GIVEN TASK
Copy every line of the items below exactly as it appears, leaving out the pictures.

DATA FOR THE TASK
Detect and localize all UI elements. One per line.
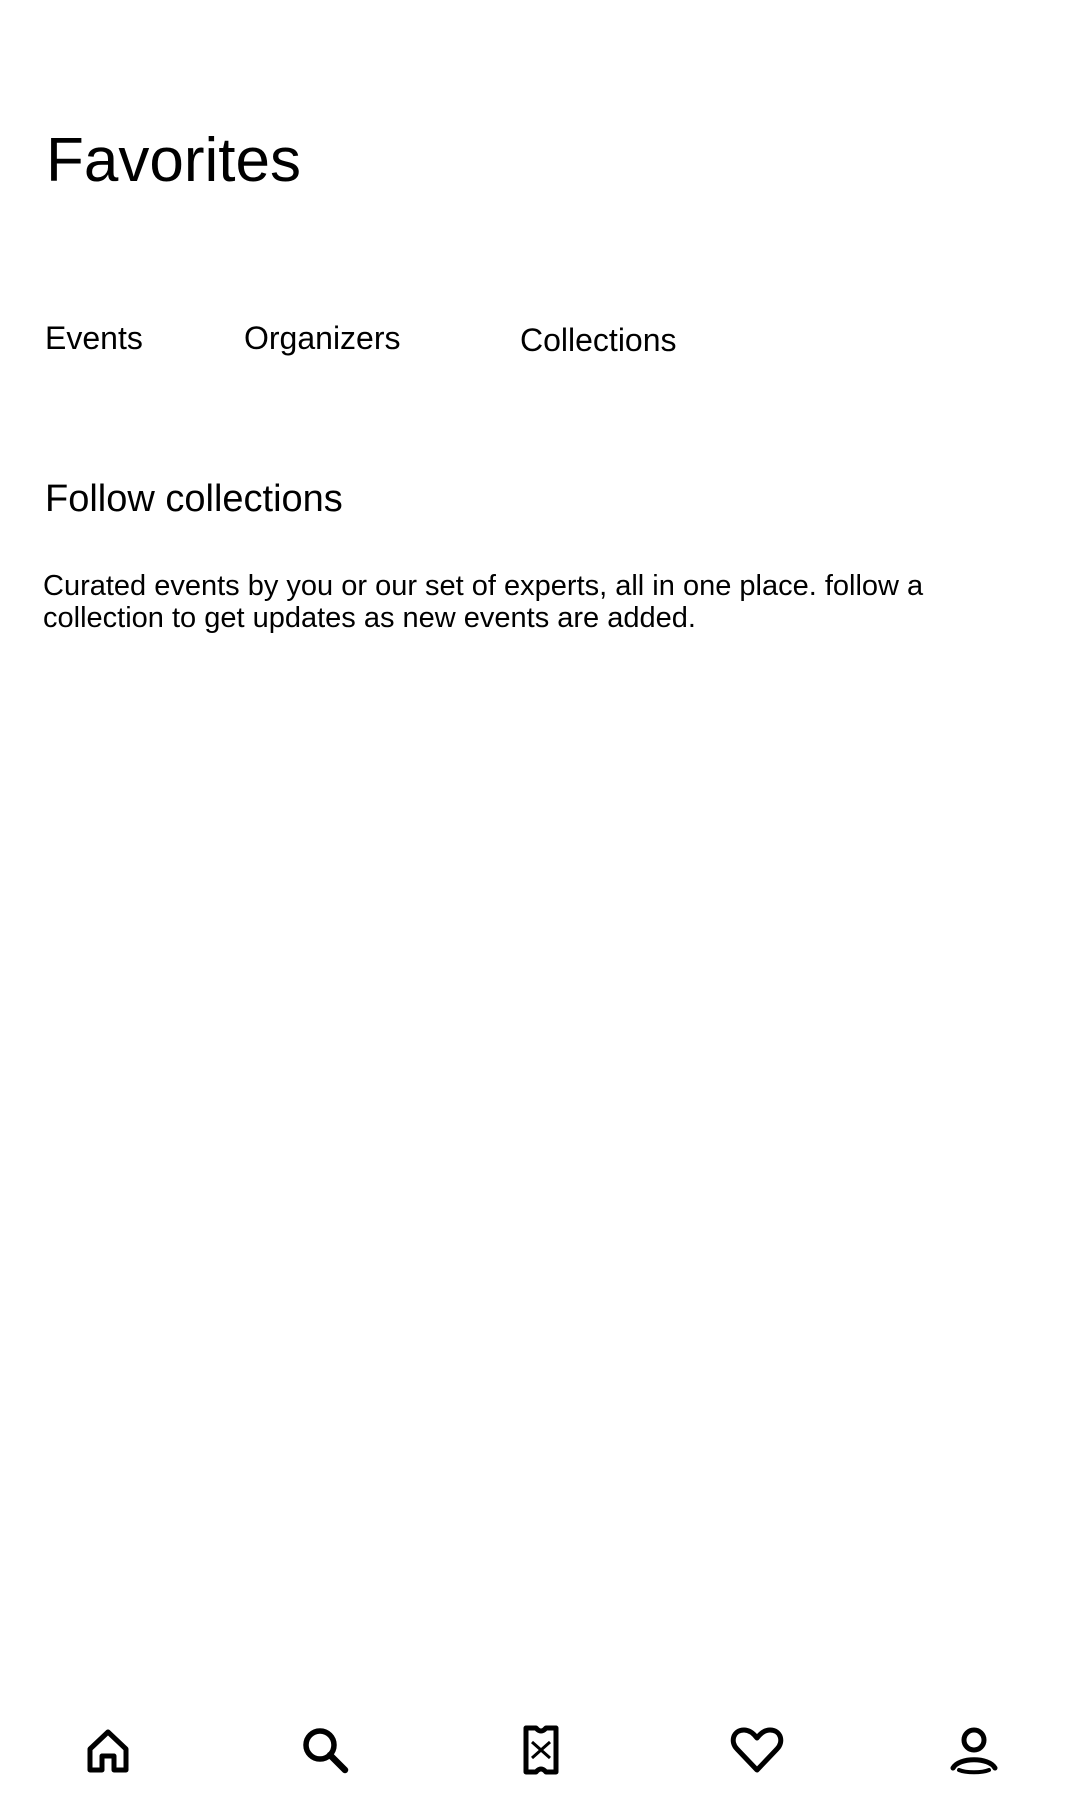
nav-likes-button[interactable] [727, 1720, 787, 1780]
heart-icon [730, 1727, 784, 1773]
favorites-tabs: Events Organizers Collections [0, 322, 1080, 372]
tab-events[interactable]: Events [45, 322, 143, 354]
bottom-navigation [0, 1700, 1080, 1800]
search-icon [303, 1728, 349, 1774]
section-heading: Follow collections [45, 478, 343, 520]
nav-search-button[interactable] [295, 1720, 355, 1780]
nav-tickets-button[interactable] [511, 1720, 571, 1780]
profile-icon [950, 1727, 998, 1775]
tab-collections[interactable]: Collections [520, 324, 677, 356]
home-icon [87, 1729, 129, 1773]
nav-home-button[interactable] [78, 1720, 138, 1780]
page-title: Favorites [46, 126, 301, 195]
section-description: Curated events by you or our set of expe… [43, 570, 924, 634]
tab-organizers[interactable]: Organizers [244, 322, 401, 354]
ticket-icon [523, 1725, 559, 1775]
nav-profile-button[interactable] [944, 1720, 1004, 1780]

EXERCISE ANSWER
Detect and localize all UI elements. One per line.
nav-likes-button[interactable] [727, 1720, 787, 1780]
heart-icon [730, 1727, 784, 1773]
favorites-tabs: Events Organizers Collections [0, 322, 1080, 372]
tab-events[interactable]: Events [45, 322, 143, 354]
bottom-navigation [0, 1700, 1080, 1800]
search-icon [303, 1728, 349, 1774]
section-heading: Follow collections [45, 478, 343, 520]
nav-search-button[interactable] [295, 1720, 355, 1780]
nav-tickets-button[interactable] [511, 1720, 571, 1780]
profile-icon [950, 1727, 998, 1775]
tab-collections[interactable]: Collections [520, 324, 677, 356]
home-icon [87, 1729, 129, 1773]
nav-home-button[interactable] [78, 1720, 138, 1780]
page-title: Favorites [46, 126, 301, 195]
section-description: Curated events by you or our set of expe… [43, 570, 924, 634]
tab-organizers[interactable]: Organizers [244, 322, 401, 354]
ticket-icon [523, 1725, 559, 1775]
nav-profile-button[interactable] [944, 1720, 1004, 1780]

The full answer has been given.